[Entries from a dataset]

++++++

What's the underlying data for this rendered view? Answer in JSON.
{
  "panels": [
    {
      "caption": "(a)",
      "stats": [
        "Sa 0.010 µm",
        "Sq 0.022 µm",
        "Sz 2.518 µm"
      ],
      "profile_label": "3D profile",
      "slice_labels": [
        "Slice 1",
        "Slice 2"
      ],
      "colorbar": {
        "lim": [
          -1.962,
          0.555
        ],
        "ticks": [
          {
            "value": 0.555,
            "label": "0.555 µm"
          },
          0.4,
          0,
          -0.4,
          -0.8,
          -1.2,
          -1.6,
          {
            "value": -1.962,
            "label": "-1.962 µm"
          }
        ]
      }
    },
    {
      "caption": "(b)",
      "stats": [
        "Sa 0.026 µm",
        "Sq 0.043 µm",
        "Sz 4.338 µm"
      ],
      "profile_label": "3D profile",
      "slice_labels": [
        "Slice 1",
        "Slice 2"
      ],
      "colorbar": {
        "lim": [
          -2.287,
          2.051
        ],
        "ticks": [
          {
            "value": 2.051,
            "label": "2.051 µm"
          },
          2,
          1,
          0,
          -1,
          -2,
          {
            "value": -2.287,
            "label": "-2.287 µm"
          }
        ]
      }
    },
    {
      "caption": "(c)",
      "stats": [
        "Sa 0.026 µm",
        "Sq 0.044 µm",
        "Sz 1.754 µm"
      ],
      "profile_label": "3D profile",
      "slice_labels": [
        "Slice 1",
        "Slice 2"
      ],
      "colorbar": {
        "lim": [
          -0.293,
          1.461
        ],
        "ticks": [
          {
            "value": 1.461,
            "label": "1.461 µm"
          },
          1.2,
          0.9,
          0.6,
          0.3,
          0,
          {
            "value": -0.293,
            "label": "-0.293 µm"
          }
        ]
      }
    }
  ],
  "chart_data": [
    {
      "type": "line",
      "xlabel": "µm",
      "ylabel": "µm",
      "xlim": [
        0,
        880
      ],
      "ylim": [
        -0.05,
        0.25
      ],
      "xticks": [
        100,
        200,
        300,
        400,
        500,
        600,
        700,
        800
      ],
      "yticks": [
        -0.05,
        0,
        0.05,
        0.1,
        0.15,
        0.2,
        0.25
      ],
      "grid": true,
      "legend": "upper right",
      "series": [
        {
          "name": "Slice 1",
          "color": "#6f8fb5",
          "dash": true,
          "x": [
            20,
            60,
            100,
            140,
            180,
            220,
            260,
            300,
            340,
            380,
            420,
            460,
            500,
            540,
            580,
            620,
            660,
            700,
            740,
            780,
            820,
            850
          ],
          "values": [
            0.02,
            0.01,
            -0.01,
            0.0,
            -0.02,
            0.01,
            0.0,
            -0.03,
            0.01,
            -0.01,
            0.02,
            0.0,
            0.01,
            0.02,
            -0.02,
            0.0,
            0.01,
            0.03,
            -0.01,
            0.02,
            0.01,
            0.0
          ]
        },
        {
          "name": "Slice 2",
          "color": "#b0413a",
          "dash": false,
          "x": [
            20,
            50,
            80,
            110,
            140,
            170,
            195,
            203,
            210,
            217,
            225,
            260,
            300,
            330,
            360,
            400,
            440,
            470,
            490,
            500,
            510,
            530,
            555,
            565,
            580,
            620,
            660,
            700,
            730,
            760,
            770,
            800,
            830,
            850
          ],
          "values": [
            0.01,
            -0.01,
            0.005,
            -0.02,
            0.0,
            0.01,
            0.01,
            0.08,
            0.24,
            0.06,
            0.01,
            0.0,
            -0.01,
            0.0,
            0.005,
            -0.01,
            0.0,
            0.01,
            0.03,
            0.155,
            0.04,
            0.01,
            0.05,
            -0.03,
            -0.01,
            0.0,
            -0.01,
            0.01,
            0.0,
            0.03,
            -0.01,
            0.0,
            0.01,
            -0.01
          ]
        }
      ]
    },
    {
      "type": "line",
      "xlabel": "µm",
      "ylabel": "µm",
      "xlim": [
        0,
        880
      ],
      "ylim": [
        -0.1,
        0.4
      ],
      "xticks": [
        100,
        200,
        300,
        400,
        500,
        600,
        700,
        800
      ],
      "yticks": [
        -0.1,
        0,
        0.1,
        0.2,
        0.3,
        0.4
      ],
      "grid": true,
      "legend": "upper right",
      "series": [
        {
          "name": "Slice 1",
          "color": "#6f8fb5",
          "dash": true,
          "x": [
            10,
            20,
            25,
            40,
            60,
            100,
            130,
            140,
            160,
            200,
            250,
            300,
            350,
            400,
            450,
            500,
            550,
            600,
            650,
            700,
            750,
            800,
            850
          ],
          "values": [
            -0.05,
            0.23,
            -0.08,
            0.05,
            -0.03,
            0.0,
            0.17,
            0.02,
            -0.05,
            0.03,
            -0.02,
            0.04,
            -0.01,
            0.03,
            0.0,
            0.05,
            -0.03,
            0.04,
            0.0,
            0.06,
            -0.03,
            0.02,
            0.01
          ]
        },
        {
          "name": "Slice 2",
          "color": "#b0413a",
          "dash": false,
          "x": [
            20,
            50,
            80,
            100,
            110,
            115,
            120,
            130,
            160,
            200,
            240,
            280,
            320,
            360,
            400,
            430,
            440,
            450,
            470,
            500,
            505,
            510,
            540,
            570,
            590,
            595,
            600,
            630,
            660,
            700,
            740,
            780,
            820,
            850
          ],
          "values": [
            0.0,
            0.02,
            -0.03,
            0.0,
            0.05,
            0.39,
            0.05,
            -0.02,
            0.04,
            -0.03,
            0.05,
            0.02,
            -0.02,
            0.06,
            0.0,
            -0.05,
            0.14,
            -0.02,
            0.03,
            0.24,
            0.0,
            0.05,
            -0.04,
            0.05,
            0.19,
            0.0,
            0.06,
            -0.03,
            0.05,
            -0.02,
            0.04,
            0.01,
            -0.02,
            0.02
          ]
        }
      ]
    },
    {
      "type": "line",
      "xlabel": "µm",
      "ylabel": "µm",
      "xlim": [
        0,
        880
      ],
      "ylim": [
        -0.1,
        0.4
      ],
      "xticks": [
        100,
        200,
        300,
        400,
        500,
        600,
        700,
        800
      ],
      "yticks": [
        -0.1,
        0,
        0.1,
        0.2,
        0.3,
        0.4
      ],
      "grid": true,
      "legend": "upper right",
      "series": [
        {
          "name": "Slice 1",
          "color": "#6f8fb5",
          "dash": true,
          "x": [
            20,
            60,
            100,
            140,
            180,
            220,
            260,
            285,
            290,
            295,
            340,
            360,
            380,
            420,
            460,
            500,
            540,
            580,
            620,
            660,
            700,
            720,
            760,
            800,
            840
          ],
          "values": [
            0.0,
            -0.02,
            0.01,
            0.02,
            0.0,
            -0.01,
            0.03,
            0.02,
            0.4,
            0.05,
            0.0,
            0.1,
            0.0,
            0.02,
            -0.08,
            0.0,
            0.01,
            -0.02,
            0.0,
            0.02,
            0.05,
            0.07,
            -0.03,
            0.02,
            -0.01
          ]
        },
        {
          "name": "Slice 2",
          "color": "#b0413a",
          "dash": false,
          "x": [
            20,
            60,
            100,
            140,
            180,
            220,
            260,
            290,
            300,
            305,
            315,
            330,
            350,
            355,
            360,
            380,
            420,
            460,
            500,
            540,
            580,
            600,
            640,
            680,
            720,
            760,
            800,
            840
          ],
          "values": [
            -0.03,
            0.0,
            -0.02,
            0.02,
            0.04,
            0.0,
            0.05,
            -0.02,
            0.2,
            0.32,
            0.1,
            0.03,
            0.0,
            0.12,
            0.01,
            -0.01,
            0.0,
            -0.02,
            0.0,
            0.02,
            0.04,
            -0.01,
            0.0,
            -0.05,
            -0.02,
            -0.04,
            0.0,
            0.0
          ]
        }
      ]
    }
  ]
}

++++++

▶ INSTRUCTIONS TO FOLLOW
Print every record exactly as it was given.

▶ RESPONSE FOR THIS EXERCISE
What's the underlying data for this rendered view? Answer in JSON.
{
  "panels": [
    {
      "caption": "(a)",
      "stats": [
        "Sa 0.010 µm",
        "Sq 0.022 µm",
        "Sz 2.518 µm"
      ],
      "profile_label": "3D profile",
      "slice_labels": [
        "Slice 1",
        "Slice 2"
      ],
      "colorbar": {
        "lim": [
          -1.962,
          0.555
        ],
        "ticks": [
          {
            "value": 0.555,
            "label": "0.555 µm"
          },
          0.4,
          0,
          -0.4,
          -0.8,
          -1.2,
          -1.6,
          {
            "value": -1.962,
            "label": "-1.962 µm"
          }
        ]
      }
    },
    {
      "caption": "(b)",
      "stats": [
        "Sa 0.026 µm",
        "Sq 0.043 µm",
        "Sz 4.338 µm"
      ],
      "profile_label": "3D profile",
      "slice_labels": [
        "Slice 1",
        "Slice 2"
      ],
      "colorbar": {
        "lim": [
          -2.287,
          2.051
        ],
        "ticks": [
          {
            "value": 2.051,
            "label": "2.051 µm"
          },
          2,
          1,
          0,
          -1,
          -2,
          {
            "value": -2.287,
            "label": "-2.287 µm"
          }
        ]
      }
    },
    {
      "caption": "(c)",
      "stats": [
        "Sa 0.026 µm",
        "Sq 0.044 µm",
        "Sz 1.754 µm"
      ],
      "profile_label": "3D profile",
      "slice_labels": [
        "Slice 1",
        "Slice 2"
      ],
      "colorbar": {
        "lim": [
          -0.293,
          1.461
        ],
        "ticks": [
          {
            "value": 1.461,
            "label": "1.461 µm"
          },
          1.2,
          0.9,
          0.6,
          0.3,
          0,
          {
            "value": -0.293,
            "label": "-0.293 µm"
          }
        ]
      }
    }
  ],
  "chart_data": [
    {
      "type": "line",
      "xlabel": "µm",
      "ylabel": "µm",
      "xlim": [
        0,
        880
      ],
      "ylim": [
        -0.05,
        0.25
      ],
      "xticks": [
        100,
        200,
        300,
        400,
        500,
        600,
        700,
        800
      ],
      "yticks": [
        -0.05,
        0,
        0.05,
        0.1,
        0.15,
        0.2,
        0.25
      ],
      "grid": true,
      "legend": "upper right",
      "series": [
        {
          "name": "Slice 1",
          "color": "#6f8fb5",
          "dash": true,
          "x": [
            20,
            60,
            100,
            140,
            180,
            220,
            260,
            300,
            340,
            380,
            420,
            460,
            500,
            540,
            580,
            620,
            660,
            700,
            740,
            780,
            820,
            850
          ],
          "values": [
            0.02,
            0.01,
            -0.01,
            0.0,
            -0.02,
            0.01,
            0.0,
            -0.03,
            0.01,
            -0.01,
            0.02,
            0.0,
            0.01,
            0.02,
            -0.02,
            0.0,
            0.01,
            0.03,
            -0.01,
            0.02,
            0.01,
            0.0
          ]
        },
        {
          "name": "Slice 2",
          "color": "#b0413a",
          "dash": false,
          "x": [
            20,
            50,
            80,
            110,
            140,
            170,
            195,
            203,
            210,
            217,
            225,
            260,
            300,
            330,
            360,
            400,
            440,
            470,
            490,
            500,
            510,
            530,
            555,
            565,
            580,
            620,
            660,
            700,
            730,
            760,
            770,
            800,
            830,
            850
          ],
          "values": [
            0.01,
            -0.01,
            0.005,
            -0.02,
            0.0,
            0.01,
            0.01,
            0.08,
            0.24,
            0.06,
            0.01,
            0.0,
            -0.01,
            0.0,
            0.005,
            -0.01,
            0.0,
            0.01,
            0.03,
            0.155,
            0.04,
            0.01,
            0.05,
            -0.03,
            -0.01,
            0.0,
            -0.01,
            0.01,
            0.0,
            0.03,
            -0.01,
            0.0,
            0.01,
            -0.01
          ]
        }
      ]
    },
    {
      "type": "line",
      "xlabel": "µm",
      "ylabel": "µm",
      "xlim": [
        0,
        880
      ],
      "ylim": [
        -0.1,
        0.4
      ],
      "xticks": [
        100,
        200,
        300,
        400,
        500,
        600,
        700,
        800
      ],
      "yticks": [
        -0.1,
        0,
        0.1,
        0.2,
        0.3,
        0.4
      ],
      "grid": true,
      "legend": "upper right",
      "series": [
        {
          "name": "Slice 1",
          "color": "#6f8fb5",
          "dash": true,
          "x": [
            10,
            20,
            25,
            40,
            60,
            100,
            130,
            140,
            160,
            200,
            250,
            300,
            350,
            400,
            450,
            500,
            550,
            600,
            650,
            700,
            750,
            800,
            850
          ],
          "values": [
            -0.05,
            0.23,
            -0.08,
            0.05,
            -0.03,
            0.0,
            0.17,
            0.02,
            -0.05,
            0.03,
            -0.02,
            0.04,
            -0.01,
            0.03,
            0.0,
            0.05,
            -0.03,
            0.04,
            0.0,
            0.06,
            -0.03,
            0.02,
            0.01
          ]
        },
        {
          "name": "Slice 2",
          "color": "#b0413a",
          "dash": false,
          "x": [
            20,
            50,
            80,
            100,
            110,
            115,
            120,
            130,
            160,
            200,
            240,
            280,
            320,
            360,
            400,
            430,
            440,
            450,
            470,
            500,
            505,
            510,
            540,
            570,
            590,
            595,
            600,
            630,
            660,
            700,
            740,
            780,
            820,
            850
          ],
          "values": [
            0.0,
            0.02,
            -0.03,
            0.0,
            0.05,
            0.39,
            0.05,
            -0.02,
            0.04,
            -0.03,
            0.05,
            0.02,
            -0.02,
            0.06,
            0.0,
            -0.05,
            0.14,
            -0.02,
            0.03,
            0.24,
            0.0,
            0.05,
            -0.04,
            0.05,
            0.19,
            0.0,
            0.06,
            -0.03,
            0.05,
            -0.02,
            0.04,
            0.01,
            -0.02,
            0.02
          ]
        }
      ]
    },
    {
      "type": "line",
      "xlabel": "µm",
      "ylabel": "µm",
      "xlim": [
        0,
        880
      ],
      "ylim": [
        -0.1,
        0.4
      ],
      "xticks": [
        100,
        200,
        300,
        400,
        500,
        600,
        700,
        800
      ],
      "yticks": [
        -0.1,
        0,
        0.1,
        0.2,
        0.3,
        0.4
      ],
      "grid": true,
      "legend": "upper right",
      "series": [
        {
          "name": "Slice 1",
          "color": "#6f8fb5",
          "dash": true,
          "x": [
            20,
            60,
            100,
            140,
            180,
            220,
            260,
            285,
            290,
            295,
            340,
            360,
            380,
            420,
            460,
            500,
            540,
            580,
            620,
            660,
            700,
            720,
            760,
            800,
            840
          ],
          "values": [
            0.0,
            -0.02,
            0.01,
            0.02,
            0.0,
            -0.01,
            0.03,
            0.02,
            0.4,
            0.05,
            0.0,
            0.1,
            0.0,
            0.02,
            -0.08,
            0.0,
            0.01,
            -0.02,
            0.0,
            0.02,
            0.05,
            0.07,
            -0.03,
            0.02,
            -0.01
          ]
        },
        {
          "name": "Slice 2",
          "color": "#b0413a",
          "dash": false,
          "x": [
            20,
            60,
            100,
            140,
            180,
            220,
            260,
            290,
            300,
            305,
            315,
            330,
            350,
            355,
            360,
            380,
            420,
            460,
            500,
            540,
            580,
            600,
            640,
            680,
            720,
            760,
            800,
            840
          ],
          "values": [
            -0.03,
            0.0,
            -0.02,
            0.02,
            0.04,
            0.0,
            0.05,
            -0.02,
            0.2,
            0.32,
            0.1,
            0.03,
            0.0,
            0.12,
            0.01,
            -0.01,
            0.0,
            -0.02,
            0.0,
            0.02,
            0.04,
            -0.01,
            0.0,
            -0.05,
            -0.02,
            -0.04,
            0.0,
            0.0
          ]
        }
      ]
    }
  ]
}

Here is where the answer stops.